-- Start --

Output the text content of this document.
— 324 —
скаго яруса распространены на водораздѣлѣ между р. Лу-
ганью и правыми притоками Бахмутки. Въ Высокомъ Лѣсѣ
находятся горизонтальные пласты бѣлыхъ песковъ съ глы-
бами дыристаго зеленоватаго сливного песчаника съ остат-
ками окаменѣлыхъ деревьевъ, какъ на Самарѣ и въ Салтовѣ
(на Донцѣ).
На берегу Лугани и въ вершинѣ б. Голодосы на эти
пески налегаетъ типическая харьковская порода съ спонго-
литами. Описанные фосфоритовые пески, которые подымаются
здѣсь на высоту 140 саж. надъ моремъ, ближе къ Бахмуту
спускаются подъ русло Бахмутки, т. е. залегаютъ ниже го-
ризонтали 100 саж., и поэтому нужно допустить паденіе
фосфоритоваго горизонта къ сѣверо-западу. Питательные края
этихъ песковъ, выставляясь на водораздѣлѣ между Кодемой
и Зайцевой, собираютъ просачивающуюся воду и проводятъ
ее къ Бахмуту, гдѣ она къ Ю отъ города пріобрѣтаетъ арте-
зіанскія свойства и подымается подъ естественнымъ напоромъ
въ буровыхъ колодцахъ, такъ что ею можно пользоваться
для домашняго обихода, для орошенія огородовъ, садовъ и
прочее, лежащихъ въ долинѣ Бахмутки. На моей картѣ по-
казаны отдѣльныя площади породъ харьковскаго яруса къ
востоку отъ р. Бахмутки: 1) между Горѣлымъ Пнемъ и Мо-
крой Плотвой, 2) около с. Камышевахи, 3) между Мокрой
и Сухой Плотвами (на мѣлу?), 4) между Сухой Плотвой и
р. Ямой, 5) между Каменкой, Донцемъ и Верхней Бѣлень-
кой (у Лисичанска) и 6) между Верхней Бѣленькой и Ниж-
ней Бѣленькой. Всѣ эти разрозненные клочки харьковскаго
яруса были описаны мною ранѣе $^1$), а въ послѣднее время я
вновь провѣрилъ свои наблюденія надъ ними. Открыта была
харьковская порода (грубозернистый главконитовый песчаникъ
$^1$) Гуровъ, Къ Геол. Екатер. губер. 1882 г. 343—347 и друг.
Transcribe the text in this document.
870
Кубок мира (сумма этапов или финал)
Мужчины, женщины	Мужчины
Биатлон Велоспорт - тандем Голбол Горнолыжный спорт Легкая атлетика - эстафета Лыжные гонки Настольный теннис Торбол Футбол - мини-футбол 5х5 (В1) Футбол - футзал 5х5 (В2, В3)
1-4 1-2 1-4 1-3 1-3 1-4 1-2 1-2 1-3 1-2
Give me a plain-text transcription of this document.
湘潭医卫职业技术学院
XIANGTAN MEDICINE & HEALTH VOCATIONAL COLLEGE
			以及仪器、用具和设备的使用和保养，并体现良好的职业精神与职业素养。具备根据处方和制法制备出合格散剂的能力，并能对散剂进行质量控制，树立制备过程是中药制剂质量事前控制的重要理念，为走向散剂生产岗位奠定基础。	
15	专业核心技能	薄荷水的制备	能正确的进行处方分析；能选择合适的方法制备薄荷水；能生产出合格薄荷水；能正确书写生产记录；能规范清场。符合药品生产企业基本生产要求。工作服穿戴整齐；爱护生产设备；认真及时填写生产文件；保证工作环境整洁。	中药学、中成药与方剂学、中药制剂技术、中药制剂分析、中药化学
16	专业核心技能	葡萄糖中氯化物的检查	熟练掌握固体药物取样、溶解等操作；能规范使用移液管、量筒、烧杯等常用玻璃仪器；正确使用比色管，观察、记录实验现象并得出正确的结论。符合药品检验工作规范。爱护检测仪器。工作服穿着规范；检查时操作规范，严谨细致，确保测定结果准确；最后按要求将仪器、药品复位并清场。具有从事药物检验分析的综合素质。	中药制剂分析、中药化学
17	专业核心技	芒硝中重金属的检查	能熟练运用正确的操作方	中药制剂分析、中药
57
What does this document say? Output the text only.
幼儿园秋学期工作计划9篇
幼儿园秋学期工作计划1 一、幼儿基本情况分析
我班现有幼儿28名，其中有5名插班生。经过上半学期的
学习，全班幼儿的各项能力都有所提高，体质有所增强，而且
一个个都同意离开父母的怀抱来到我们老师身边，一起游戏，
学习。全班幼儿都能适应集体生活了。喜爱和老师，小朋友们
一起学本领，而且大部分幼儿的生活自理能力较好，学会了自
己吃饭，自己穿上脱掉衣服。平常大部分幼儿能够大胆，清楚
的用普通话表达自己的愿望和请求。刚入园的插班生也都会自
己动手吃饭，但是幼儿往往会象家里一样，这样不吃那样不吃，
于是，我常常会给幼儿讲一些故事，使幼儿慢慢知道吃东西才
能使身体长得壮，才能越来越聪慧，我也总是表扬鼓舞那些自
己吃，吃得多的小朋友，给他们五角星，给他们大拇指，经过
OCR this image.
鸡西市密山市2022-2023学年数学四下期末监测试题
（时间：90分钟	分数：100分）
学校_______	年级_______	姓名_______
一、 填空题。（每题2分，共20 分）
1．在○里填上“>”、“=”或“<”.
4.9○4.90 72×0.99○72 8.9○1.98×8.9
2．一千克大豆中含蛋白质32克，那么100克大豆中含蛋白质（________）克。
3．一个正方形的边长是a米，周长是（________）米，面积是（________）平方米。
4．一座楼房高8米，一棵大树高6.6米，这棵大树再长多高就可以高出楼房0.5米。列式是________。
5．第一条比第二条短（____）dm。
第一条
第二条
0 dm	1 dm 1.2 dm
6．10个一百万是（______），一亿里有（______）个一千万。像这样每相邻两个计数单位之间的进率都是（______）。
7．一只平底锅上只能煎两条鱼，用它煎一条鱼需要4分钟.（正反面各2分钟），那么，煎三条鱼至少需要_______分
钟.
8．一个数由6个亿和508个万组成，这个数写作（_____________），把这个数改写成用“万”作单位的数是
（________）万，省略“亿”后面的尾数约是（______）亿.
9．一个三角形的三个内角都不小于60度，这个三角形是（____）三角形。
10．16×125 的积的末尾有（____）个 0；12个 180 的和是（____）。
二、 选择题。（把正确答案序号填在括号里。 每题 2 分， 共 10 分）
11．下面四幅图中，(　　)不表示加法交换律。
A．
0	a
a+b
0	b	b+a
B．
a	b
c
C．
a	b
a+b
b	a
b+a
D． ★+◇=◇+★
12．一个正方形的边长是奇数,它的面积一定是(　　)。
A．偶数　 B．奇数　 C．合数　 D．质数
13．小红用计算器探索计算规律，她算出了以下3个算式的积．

-- End --

§ **Objective**: Please set down each line of the records exactly as given.

§ **Response to this exercise**:
Output the text content of this document.
— 324 —
скаго яруса распространены на водораздѣлѣ между р. Лу-
ганью и правыми притоками Бахмутки. Въ Высокомъ Лѣсѣ
находятся горизонтальные пласты бѣлыхъ песковъ съ глы-
бами дыристаго зеленоватаго сливного песчаника съ остат-
ками окаменѣлыхъ деревьевъ, какъ на Самарѣ и въ Салтовѣ
(на Донцѣ).
На берегу Лугани и въ вершинѣ б. Голодосы на эти
пески налегаетъ типическая харьковская порода съ спонго-
литами. Описанные фосфоритовые пески, которые подымаются
здѣсь на высоту 140 саж. надъ моремъ, ближе къ Бахмуту
спускаются подъ русло Бахмутки, т. е. залегаютъ ниже го-
ризонтали 100 саж., и поэтому нужно допустить паденіе
фосфоритоваго горизонта къ сѣверо-западу. Питательные края
этихъ песковъ, выставляясь на водораздѣлѣ между Кодемой
и Зайцевой, собираютъ просачивающуюся воду и проводятъ
ее къ Бахмуту, гдѣ она къ Ю отъ города пріобрѣтаетъ арте-
зіанскія свойства и подымается подъ естественнымъ напоромъ
въ буровыхъ колодцахъ, такъ что ею можно пользоваться
для домашняго обихода, для орошенія огородовъ, садовъ и
прочее, лежащихъ въ долинѣ Бахмутки. На моей картѣ по-
казаны отдѣльныя площади породъ харьковскаго яруса къ
востоку отъ р. Бахмутки: 1) между Горѣлымъ Пнемъ и Мо-
крой Плотвой, 2) около с. Камышевахи, 3) между Мокрой
и Сухой Плотвами (на мѣлу?), 4) между Сухой Плотвой и
р. Ямой, 5) между Каменкой, Донцемъ и Верхней Бѣлень-
кой (у Лисичанска) и 6) между Верхней Бѣленькой и Ниж-
ней Бѣленькой. Всѣ эти разрозненные клочки харьковскаго
яруса были описаны мною ранѣе $^1$), а въ послѣднее время я
вновь провѣрилъ свои наблюденія надъ ними. Открыта была
харьковская порода (грубозернистый главконитовый песчаникъ
$^1$) Гуровъ, Къ Геол. Екатер. губер. 1882 г. 343—347 и друг.
Transcribe the text in this document.
870
Кубок мира (сумма этапов или финал)
Мужчины, женщины	Мужчины
Биатлон Велоспорт - тандем Голбол Горнолыжный спорт Легкая атлетика - эстафета Лыжные гонки Настольный теннис Торбол Футбол - мини-футбол 5х5 (В1) Футбол - футзал 5х5 (В2, В3)
1-4 1-2 1-4 1-3 1-3 1-4 1-2 1-2 1-3 1-2
Give me a plain-text transcription of this document.
湘潭医卫职业技术学院
XIANGTAN MEDICINE & HEALTH VOCATIONAL COLLEGE
			以及仪器、用具和设备的使用和保养，并体现良好的职业精神与职业素养。具备根据处方和制法制备出合格散剂的能力，并能对散剂进行质量控制，树立制备过程是中药制剂质量事前控制的重要理念，为走向散剂生产岗位奠定基础。	
15	专业核心技能	薄荷水的制备	能正确的进行处方分析；能选择合适的方法制备薄荷水；能生产出合格薄荷水；能正确书写生产记录；能规范清场。符合药品生产企业基本生产要求。工作服穿戴整齐；爱护生产设备；认真及时填写生产文件；保证工作环境整洁。	中药学、中成药与方剂学、中药制剂技术、中药制剂分析、中药化学
16	专业核心技能	葡萄糖中氯化物的检查	熟练掌握固体药物取样、溶解等操作；能规范使用移液管、量筒、烧杯等常用玻璃仪器；正确使用比色管，观察、记录实验现象并得出正确的结论。符合药品检验工作规范。爱护检测仪器。工作服穿着规范；检查时操作规范，严谨细致，确保测定结果准确；最后按要求将仪器、药品复位并清场。具有从事药物检验分析的综合素质。	中药制剂分析、中药化学
17	专业核心技	芒硝中重金属的检查	能熟练运用正确的操作方	中药制剂分析、中药
57
What does this document say? Output the text only.
幼儿园秋学期工作计划9篇
幼儿园秋学期工作计划1 一、幼儿基本情况分析
我班现有幼儿28名，其中有5名插班生。经过上半学期的
学习，全班幼儿的各项能力都有所提高，体质有所增强，而且
一个个都同意离开父母的怀抱来到我们老师身边，一起游戏，
学习。全班幼儿都能适应集体生活了。喜爱和老师，小朋友们
一起学本领，而且大部分幼儿的生活自理能力较好，学会了自
己吃饭，自己穿上脱掉衣服。平常大部分幼儿能够大胆，清楚
的用普通话表达自己的愿望和请求。刚入园的插班生也都会自
己动手吃饭，但是幼儿往往会象家里一样，这样不吃那样不吃，
于是，我常常会给幼儿讲一些故事，使幼儿慢慢知道吃东西才
能使身体长得壮，才能越来越聪慧，我也总是表扬鼓舞那些自
己吃，吃得多的小朋友，给他们五角星，给他们大拇指，经过
OCR this image.
鸡西市密山市2022-2023学年数学四下期末监测试题
（时间：90分钟	分数：100分）
学校_______	年级_______	姓名_______
一、 填空题。（每题2分，共20 分）
1．在○里填上“>”、“=”或“<”.
4.9○4.90 72×0.99○72 8.9○1.98×8.9
2．一千克大豆中含蛋白质32克，那么100克大豆中含蛋白质（________）克。
3．一个正方形的边长是a米，周长是（________）米，面积是（________）平方米。
4．一座楼房高8米，一棵大树高6.6米，这棵大树再长多高就可以高出楼房0.5米。列式是________。
5．第一条比第二条短（____）dm。
第一条
第二条
0 dm	1 dm 1.2 dm
6．10个一百万是（______），一亿里有（______）个一千万。像这样每相邻两个计数单位之间的进率都是（______）。
7．一只平底锅上只能煎两条鱼，用它煎一条鱼需要4分钟.（正反面各2分钟），那么，煎三条鱼至少需要_______分
钟.
8．一个数由6个亿和508个万组成，这个数写作（_____________），把这个数改写成用“万”作单位的数是
（________）万，省略“亿”后面的尾数约是（______）亿.
9．一个三角形的三个内角都不小于60度，这个三角形是（____）三角形。
10．16×125 的积的末尾有（____）个 0；12个 180 的和是（____）。
二、 选择题。（把正确答案序号填在括号里。 每题 2 分， 共 10 分）
11．下面四幅图中，(　　)不表示加法交换律。
A．
0	a
a+b
0	b	b+a
B．
a	b
c
C．
a	b
a+b
b	a
b+a
D． ★+◇=◇+★
12．一个正方形的边长是奇数,它的面积一定是(　　)。
A．偶数　 B．奇数　 C．合数　 D．质数
13．小红用计算器探索计算规律，她算出了以下3个算式的积．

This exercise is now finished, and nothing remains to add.